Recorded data
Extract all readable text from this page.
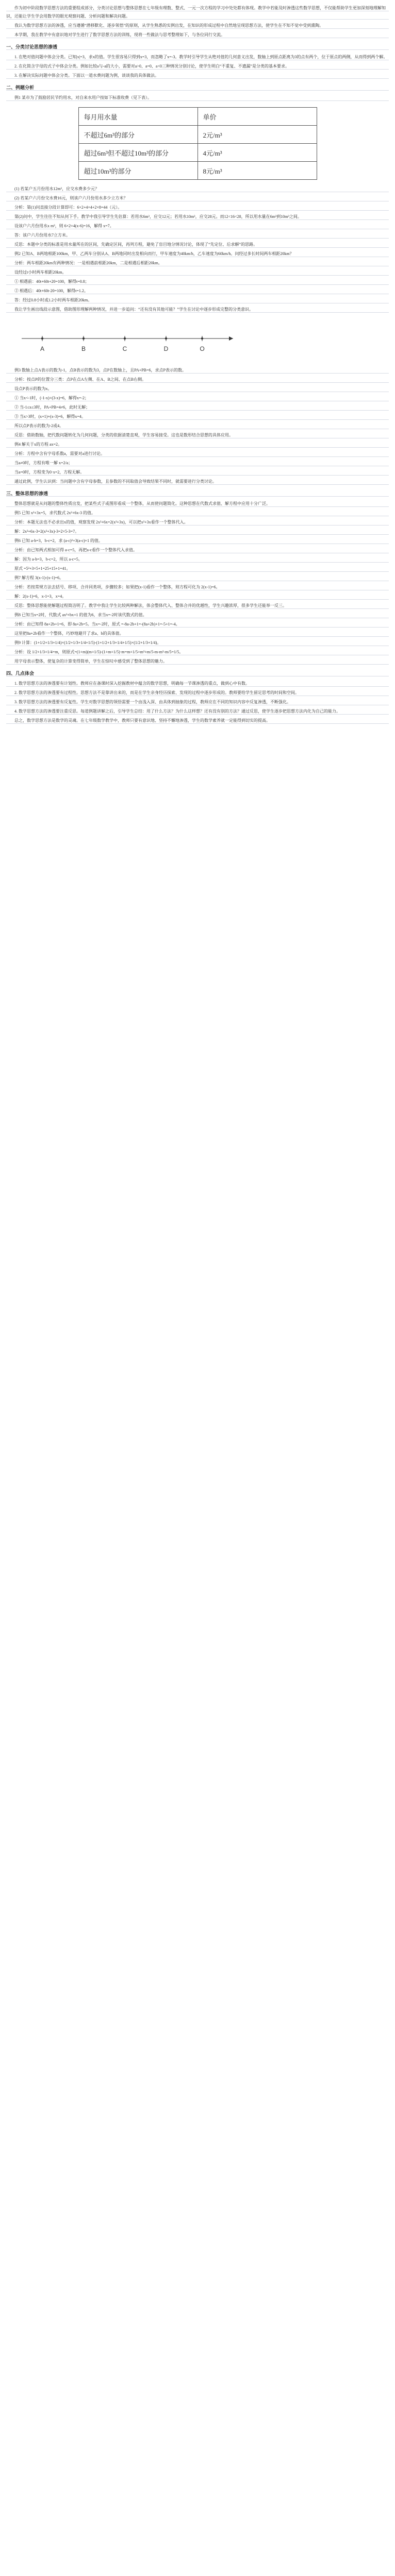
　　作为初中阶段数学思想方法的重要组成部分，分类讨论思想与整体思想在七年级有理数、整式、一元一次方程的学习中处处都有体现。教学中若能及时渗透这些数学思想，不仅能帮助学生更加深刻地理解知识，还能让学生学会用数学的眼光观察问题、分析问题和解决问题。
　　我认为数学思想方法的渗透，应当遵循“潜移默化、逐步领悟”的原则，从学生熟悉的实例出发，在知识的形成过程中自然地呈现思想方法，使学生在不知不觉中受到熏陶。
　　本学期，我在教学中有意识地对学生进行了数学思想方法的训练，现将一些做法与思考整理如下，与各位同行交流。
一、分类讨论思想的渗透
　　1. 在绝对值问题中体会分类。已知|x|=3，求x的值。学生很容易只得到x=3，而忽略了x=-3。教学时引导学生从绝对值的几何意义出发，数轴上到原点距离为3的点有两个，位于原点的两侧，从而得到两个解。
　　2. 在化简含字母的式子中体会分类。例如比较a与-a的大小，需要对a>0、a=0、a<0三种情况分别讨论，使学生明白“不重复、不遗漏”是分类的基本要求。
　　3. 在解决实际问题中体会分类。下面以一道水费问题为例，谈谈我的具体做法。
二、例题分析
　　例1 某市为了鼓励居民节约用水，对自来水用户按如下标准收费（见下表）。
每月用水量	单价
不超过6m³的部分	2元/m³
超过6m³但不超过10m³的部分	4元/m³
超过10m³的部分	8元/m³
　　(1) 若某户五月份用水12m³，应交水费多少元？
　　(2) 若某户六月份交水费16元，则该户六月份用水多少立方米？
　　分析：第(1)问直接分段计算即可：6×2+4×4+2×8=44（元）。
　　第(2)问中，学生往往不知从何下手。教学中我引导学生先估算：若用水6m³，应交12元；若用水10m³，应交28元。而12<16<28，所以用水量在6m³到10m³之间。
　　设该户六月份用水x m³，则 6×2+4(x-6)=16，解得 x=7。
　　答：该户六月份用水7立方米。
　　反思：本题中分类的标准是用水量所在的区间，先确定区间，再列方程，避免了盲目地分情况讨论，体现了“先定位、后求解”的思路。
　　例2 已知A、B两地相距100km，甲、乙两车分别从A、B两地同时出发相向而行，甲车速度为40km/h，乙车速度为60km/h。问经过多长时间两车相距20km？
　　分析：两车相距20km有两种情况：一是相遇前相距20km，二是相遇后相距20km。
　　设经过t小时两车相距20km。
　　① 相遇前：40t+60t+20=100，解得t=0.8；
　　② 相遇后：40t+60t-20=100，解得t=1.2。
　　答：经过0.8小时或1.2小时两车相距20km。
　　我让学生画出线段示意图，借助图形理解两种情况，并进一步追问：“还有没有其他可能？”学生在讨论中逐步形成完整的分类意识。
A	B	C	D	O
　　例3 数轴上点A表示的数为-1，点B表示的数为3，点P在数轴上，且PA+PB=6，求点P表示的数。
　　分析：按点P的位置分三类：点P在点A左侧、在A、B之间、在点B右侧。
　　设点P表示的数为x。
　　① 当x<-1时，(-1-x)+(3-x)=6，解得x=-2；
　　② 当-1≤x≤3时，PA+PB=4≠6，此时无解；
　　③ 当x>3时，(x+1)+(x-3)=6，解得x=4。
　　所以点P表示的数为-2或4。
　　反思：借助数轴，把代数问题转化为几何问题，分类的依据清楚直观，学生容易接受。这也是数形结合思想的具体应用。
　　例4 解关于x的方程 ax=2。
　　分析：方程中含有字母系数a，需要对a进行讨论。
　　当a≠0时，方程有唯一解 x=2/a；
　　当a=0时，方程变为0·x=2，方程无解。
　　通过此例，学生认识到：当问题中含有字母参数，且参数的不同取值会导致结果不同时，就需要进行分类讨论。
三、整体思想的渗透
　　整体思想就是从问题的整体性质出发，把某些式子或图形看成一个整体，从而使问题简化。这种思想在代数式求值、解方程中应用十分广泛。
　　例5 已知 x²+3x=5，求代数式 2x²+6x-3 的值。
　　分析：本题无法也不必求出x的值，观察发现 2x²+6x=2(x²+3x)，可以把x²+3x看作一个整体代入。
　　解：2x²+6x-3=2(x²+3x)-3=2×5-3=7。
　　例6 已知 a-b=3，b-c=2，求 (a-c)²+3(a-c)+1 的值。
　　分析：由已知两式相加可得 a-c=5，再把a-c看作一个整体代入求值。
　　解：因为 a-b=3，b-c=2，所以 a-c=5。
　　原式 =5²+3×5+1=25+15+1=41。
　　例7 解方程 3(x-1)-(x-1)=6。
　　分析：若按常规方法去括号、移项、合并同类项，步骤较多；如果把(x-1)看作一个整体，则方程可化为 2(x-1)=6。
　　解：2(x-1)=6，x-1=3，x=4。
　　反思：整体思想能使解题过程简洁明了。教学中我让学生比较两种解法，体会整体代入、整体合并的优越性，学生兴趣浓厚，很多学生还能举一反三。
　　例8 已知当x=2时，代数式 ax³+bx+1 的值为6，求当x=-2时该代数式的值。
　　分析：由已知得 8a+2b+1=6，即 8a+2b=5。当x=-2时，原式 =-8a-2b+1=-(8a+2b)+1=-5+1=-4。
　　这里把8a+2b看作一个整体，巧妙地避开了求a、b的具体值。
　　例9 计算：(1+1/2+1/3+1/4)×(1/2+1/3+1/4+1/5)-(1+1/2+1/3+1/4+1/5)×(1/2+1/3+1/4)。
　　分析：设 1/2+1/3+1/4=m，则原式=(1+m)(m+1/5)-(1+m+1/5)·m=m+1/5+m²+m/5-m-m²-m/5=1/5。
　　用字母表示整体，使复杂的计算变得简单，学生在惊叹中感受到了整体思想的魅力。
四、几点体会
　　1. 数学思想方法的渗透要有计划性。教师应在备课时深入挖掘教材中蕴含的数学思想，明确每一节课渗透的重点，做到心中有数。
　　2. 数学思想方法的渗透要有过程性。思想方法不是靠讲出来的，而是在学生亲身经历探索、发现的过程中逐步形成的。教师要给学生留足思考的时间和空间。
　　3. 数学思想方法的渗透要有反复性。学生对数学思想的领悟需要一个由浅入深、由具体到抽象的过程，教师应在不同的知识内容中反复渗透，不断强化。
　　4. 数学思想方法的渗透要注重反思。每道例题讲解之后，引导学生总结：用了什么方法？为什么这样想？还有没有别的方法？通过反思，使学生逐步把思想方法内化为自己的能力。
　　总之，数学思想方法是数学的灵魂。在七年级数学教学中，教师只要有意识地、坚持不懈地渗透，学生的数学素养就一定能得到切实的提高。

---

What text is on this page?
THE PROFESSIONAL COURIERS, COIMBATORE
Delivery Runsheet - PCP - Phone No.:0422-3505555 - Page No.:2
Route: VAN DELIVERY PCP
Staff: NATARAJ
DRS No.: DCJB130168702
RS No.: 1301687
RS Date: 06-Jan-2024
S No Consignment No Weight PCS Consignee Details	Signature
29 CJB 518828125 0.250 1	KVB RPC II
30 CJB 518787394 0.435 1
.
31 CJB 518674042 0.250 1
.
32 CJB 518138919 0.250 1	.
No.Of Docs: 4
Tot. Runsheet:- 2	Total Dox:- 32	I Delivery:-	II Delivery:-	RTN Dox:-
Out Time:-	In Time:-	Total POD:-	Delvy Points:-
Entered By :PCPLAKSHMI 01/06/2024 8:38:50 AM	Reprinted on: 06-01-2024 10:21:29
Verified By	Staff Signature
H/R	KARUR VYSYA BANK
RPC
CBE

Problem description
Copy out each line in the listing that has the word "Signature".

Solution for this exercise
S No Consignment No Weight PCS Consignee Details	Signature
Verified By	Staff Signature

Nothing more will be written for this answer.